**Work instructions**
Rewrite the stretch of data from the start through the line containing "data-point: [695, 349, 703, 357]", replacing every "y-tick-label" with "tick-label" and leaving everything else unchanged. Return only those lines.

**Records for this exercise**
--*--
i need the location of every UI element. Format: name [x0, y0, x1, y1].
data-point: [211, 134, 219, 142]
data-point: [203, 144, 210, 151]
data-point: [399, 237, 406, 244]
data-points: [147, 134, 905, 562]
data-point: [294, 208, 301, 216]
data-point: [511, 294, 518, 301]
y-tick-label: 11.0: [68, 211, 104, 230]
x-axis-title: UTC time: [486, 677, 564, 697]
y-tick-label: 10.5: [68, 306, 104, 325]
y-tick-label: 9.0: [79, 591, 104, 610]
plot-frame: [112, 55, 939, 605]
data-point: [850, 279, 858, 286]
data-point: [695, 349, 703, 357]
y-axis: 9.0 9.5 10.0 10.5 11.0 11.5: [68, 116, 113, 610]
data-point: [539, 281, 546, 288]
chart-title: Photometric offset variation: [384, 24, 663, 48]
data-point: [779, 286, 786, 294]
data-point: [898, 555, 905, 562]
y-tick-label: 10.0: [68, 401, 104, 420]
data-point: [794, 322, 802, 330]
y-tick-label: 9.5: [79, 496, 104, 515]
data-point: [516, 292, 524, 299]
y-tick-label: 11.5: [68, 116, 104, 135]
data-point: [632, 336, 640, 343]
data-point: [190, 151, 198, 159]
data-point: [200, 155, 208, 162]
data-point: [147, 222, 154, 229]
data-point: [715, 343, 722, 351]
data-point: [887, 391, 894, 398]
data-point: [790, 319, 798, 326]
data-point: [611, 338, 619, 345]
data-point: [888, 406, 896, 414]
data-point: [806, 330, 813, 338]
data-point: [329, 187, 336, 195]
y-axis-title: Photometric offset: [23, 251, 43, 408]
--*--
**Solution for this exercise**
i need the location of every UI element. Format: name [x0, y0, x1, y1].
data-point: [211, 134, 219, 142]
data-point: [203, 144, 210, 151]
data-point: [399, 237, 406, 244]
data-points: [147, 134, 905, 562]
data-point: [294, 208, 301, 216]
data-point: [511, 294, 518, 301]
tick-label: 11.0: [68, 211, 104, 230]
x-axis-title: UTC time: [486, 677, 564, 697]
tick-label: 10.5: [68, 306, 104, 325]
tick-label: 9.0: [79, 591, 104, 610]
plot-frame: [112, 55, 939, 605]
data-point: [850, 279, 858, 286]
data-point: [695, 349, 703, 357]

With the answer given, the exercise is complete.